> **Exercise task**: Extract all of the entries and set them down verbatim.

> **Dataset records**:
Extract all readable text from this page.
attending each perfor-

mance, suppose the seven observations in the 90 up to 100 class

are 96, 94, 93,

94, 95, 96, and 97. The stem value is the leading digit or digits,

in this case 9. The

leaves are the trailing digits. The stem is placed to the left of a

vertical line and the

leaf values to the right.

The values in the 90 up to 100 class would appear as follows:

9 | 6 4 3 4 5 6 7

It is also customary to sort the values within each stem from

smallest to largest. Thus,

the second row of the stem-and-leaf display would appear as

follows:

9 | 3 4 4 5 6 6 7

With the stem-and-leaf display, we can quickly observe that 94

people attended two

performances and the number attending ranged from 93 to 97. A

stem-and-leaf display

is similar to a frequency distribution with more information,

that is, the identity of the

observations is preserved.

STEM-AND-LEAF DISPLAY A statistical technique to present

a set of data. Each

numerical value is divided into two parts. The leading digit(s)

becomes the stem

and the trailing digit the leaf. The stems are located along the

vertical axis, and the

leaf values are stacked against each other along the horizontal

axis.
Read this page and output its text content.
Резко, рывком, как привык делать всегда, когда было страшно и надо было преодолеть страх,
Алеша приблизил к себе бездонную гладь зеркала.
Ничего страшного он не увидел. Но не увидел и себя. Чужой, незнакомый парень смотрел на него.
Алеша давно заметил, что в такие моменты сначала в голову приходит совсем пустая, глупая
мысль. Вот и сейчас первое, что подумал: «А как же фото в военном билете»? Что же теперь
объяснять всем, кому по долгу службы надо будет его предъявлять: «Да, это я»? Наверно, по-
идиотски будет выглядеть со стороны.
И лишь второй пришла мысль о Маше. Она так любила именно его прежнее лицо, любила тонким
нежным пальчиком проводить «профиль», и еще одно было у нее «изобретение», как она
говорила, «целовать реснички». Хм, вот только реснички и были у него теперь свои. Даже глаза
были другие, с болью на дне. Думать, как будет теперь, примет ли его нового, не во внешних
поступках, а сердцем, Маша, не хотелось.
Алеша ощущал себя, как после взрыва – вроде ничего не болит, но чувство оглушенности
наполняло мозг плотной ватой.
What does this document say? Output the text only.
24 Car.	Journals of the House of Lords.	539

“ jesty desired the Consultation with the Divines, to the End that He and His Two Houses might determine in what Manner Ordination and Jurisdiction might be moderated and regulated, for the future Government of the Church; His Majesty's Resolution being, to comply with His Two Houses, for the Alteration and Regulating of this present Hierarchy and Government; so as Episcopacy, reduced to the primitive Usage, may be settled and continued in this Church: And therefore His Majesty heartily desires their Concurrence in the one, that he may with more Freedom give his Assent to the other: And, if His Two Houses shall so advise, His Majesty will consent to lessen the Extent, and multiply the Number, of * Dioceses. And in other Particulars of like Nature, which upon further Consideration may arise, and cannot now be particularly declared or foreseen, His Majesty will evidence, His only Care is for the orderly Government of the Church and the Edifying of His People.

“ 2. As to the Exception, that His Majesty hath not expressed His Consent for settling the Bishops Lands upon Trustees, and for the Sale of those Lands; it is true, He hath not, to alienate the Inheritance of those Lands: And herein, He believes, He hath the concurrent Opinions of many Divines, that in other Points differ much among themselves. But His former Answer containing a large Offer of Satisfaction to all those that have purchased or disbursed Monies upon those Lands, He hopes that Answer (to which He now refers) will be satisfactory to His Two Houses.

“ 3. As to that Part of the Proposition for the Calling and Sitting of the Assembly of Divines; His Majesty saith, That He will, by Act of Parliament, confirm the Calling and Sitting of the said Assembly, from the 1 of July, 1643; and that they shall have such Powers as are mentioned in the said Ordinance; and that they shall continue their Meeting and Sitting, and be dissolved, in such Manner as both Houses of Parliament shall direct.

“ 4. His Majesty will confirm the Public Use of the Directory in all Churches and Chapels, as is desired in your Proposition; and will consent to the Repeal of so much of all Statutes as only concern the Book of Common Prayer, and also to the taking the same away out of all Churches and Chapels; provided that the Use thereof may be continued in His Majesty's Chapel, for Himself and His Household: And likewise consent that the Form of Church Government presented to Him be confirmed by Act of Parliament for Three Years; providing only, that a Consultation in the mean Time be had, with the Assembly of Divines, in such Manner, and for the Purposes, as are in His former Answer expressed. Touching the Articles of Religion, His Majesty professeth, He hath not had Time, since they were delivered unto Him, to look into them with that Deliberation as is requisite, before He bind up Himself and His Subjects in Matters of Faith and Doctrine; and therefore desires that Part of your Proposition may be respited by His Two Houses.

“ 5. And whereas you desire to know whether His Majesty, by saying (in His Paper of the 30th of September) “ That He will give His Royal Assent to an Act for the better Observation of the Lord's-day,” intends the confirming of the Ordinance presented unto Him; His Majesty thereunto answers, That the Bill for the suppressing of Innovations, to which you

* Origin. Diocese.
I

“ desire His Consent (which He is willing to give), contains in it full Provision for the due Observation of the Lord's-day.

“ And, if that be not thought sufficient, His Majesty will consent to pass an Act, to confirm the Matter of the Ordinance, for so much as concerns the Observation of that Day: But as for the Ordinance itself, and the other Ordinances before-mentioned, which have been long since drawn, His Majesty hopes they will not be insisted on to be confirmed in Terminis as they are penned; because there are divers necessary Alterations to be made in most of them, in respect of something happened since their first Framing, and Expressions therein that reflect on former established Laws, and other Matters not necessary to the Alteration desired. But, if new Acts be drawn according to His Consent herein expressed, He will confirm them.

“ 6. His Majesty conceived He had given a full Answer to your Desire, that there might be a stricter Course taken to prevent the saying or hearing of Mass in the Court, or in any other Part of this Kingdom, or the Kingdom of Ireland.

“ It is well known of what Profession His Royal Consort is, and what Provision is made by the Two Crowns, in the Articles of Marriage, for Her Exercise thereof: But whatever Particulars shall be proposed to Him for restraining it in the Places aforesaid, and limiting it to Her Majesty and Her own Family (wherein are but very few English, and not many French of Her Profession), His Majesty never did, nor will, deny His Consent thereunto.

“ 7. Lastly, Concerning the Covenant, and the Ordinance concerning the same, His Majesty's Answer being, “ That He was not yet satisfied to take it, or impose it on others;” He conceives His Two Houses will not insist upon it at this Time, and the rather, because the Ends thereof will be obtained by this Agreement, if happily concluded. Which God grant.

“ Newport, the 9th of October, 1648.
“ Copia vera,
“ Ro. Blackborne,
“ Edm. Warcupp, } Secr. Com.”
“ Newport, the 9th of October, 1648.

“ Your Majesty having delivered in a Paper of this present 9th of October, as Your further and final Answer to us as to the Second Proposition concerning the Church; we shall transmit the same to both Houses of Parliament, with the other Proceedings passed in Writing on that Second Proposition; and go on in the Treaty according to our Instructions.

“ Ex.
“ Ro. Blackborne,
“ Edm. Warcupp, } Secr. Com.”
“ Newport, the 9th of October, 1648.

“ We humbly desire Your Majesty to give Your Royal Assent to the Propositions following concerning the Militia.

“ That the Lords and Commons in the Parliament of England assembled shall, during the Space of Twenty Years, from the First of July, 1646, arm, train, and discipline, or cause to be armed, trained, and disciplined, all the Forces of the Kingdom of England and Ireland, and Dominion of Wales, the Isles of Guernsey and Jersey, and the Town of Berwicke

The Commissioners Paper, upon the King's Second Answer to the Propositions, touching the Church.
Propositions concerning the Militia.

> **Response to the task**:
Extract all readable text from this page.
attending each perfor-

mance, suppose the seven observations in the 90 up to 100 class

are 96, 94, 93,

94, 95, 96, and 97. The stem value is the leading digit or digits,

in this case 9. The

leaves are the trailing digits. The stem is placed to the left of a

vertical line and the

leaf values to the right.

The values in the 90 up to 100 class would appear as follows:

9 | 6 4 3 4 5 6 7

It is also customary to sort the values within each stem from

smallest to largest. Thus,

the second row of the stem-and-leaf display would appear as

follows:

9 | 3 4 4 5 6 6 7

With the stem-and-leaf display, we can quickly observe that 94

people attended two

performances and the number attending ranged from 93 to 97. A

stem-and-leaf display

is similar to a frequency distribution with more information,

that is, the identity of the

observations is preserved.

STEM-AND-LEAF DISPLAY A statistical technique to present

a set of data. Each

numerical value is divided into two parts. The leading digit(s)

becomes the stem

and the trailing digit the leaf. The stems are located along the

vertical axis, and the

leaf values are stacked against each other along the horizontal

axis.
Read this page and output its text content.
Резко, рывком, как привык делать всегда, когда было страшно и надо было преодолеть страх,
Алеша приблизил к себе бездонную гладь зеркала.
Ничего страшного он не увидел. Но не увидел и себя. Чужой, незнакомый парень смотрел на него.
Алеша давно заметил, что в такие моменты сначала в голову приходит совсем пустая, глупая
мысль. Вот и сейчас первое, что подумал: «А как же фото в военном билете»? Что же теперь
объяснять всем, кому по долгу службы надо будет его предъявлять: «Да, это я»? Наверно, по-
идиотски будет выглядеть со стороны.
И лишь второй пришла мысль о Маше. Она так любила именно его прежнее лицо, любила тонким
нежным пальчиком проводить «профиль», и еще одно было у нее «изобретение», как она
говорила, «целовать реснички». Хм, вот только реснички и были у него теперь свои. Даже глаза
были другие, с болью на дне. Думать, как будет теперь, примет ли его нового, не во внешних
поступках, а сердцем, Маша, не хотелось.
Алеша ощущал себя, как после взрыва – вроде ничего не болит, но чувство оглушенности
наполняло мозг плотной ватой.
What does this document say? Output the text only.
24 Car.	Journals of the House of Lords.	539

“ jesty desired the Consultation with the Divines, to the End that He and His Two Houses might determine in what Manner Ordination and Jurisdiction might be moderated and regulated, for the future Government of the Church; His Majesty's Resolution being, to comply with His Two Houses, for the Alteration and Regulating of this present Hierarchy and Government; so as Episcopacy, reduced to the primitive Usage, may be settled and continued in this Church: And therefore His Majesty heartily desires their Concurrence in the one, that he may with more Freedom give his Assent to the other: And, if His Two Houses shall so advise, His Majesty will consent to lessen the Extent, and multiply the Number, of * Dioceses. And in other Particulars of like Nature, which upon further Consideration may arise, and cannot now be particularly declared or foreseen, His Majesty will evidence, His only Care is for the orderly Government of the Church and the Edifying of His People.

“ 2. As to the Exception, that His Majesty hath not expressed His Consent for settling the Bishops Lands upon Trustees, and for the Sale of those Lands; it is true, He hath not, to alienate the Inheritance of those Lands: And herein, He believes, He hath the concurrent Opinions of many Divines, that in other Points differ much among themselves. But His former Answer containing a large Offer of Satisfaction to all those that have purchased or disbursed Monies upon those Lands, He hopes that Answer (to which He now refers) will be satisfactory to His Two Houses.

“ 3. As to that Part of the Proposition for the Calling and Sitting of the Assembly of Divines; His Majesty saith, That He will, by Act of Parliament, confirm the Calling and Sitting of the said Assembly, from the 1 of July, 1643; and that they shall have such Powers as are mentioned in the said Ordinance; and that they shall continue their Meeting and Sitting, and be dissolved, in such Manner as both Houses of Parliament shall direct.

“ 4. His Majesty will confirm the Public Use of the Directory in all Churches and Chapels, as is desired in your Proposition; and will consent to the Repeal of so much of all Statutes as only concern the Book of Common Prayer, and also to the taking the same away out of all Churches and Chapels; provided that the Use thereof may be continued in His Majesty's Chapel, for Himself and His Household: And likewise consent that the Form of Church Government presented to Him be confirmed by Act of Parliament for Three Years; providing only, that a Consultation in the mean Time be had, with the Assembly of Divines, in such Manner, and for the Purposes, as are in His former Answer expressed. Touching the Articles of Religion, His Majesty professeth, He hath not had Time, since they were delivered unto Him, to look into them with that Deliberation as is requisite, before He bind up Himself and His Subjects in Matters of Faith and Doctrine; and therefore desires that Part of your Proposition may be respited by His Two Houses.

“ 5. And whereas you desire to know whether His Majesty, by saying (in His Paper of the 30th of September) “ That He will give His Royal Assent to an Act for the better Observation of the Lord's-day,” intends the confirming of the Ordinance presented unto Him; His Majesty thereunto answers, That the Bill for the suppressing of Innovations, to which you

* Origin. Diocese.
I

“ desire His Consent (which He is willing to give), contains in it full Provision for the due Observation of the Lord's-day.

“ And, if that be not thought sufficient, His Majesty will consent to pass an Act, to confirm the Matter of the Ordinance, for so much as concerns the Observation of that Day: But as for the Ordinance itself, and the other Ordinances before-mentioned, which have been long since drawn, His Majesty hopes they will not be insisted on to be confirmed in Terminis as they are penned; because there are divers necessary Alterations to be made in most of them, in respect of something happened since their first Framing, and Expressions therein that reflect on former established Laws, and other Matters not necessary to the Alteration desired. But, if new Acts be drawn according to His Consent herein expressed, He will confirm them.

“ 6. His Majesty conceived He had given a full Answer to your Desire, that there might be a stricter Course taken to prevent the saying or hearing of Mass in the Court, or in any other Part of this Kingdom, or the Kingdom of Ireland.

“ It is well known of what Profession His Royal Consort is, and what Provision is made by the Two Crowns, in the Articles of Marriage, for Her Exercise thereof: But whatever Particulars shall be proposed to Him for restraining it in the Places aforesaid, and limiting it to Her Majesty and Her own Family (wherein are but very few English, and not many French of Her Profession), His Majesty never did, nor will, deny His Consent thereunto.

“ 7. Lastly, Concerning the Covenant, and the Ordinance concerning the same, His Majesty's Answer being, “ That He was not yet satisfied to take it, or impose it on others;” He conceives His Two Houses will not insist upon it at this Time, and the rather, because the Ends thereof will be obtained by this Agreement, if happily concluded. Which God grant.

“ Newport, the 9th of October, 1648.
“ Copia vera,
“ Ro. Blackborne,
“ Edm. Warcupp, } Secr. Com.”
“ Newport, the 9th of October, 1648.

“ Your Majesty having delivered in a Paper of this present 9th of October, as Your further and final Answer to us as to the Second Proposition concerning the Church; we shall transmit the same to both Houses of Parliament, with the other Proceedings passed in Writing on that Second Proposition; and go on in the Treaty according to our Instructions.

“ Ex.
“ Ro. Blackborne,
“ Edm. Warcupp, } Secr. Com.”
“ Newport, the 9th of October, 1648.

“ We humbly desire Your Majesty to give Your Royal Assent to the Propositions following concerning the Militia.

“ That the Lords and Commons in the Parliament of England assembled shall, during the Space of Twenty Years, from the First of July, 1646, arm, train, and discipline, or cause to be armed, trained, and disciplined, all the Forces of the Kingdom of England and Ireland, and Dominion of Wales, the Isles of Guernsey and Jersey, and the Town of Berwicke

The Commissioners Paper, upon the King's Second Answer to the Propositions, touching the Church.
Propositions concerning the Militia.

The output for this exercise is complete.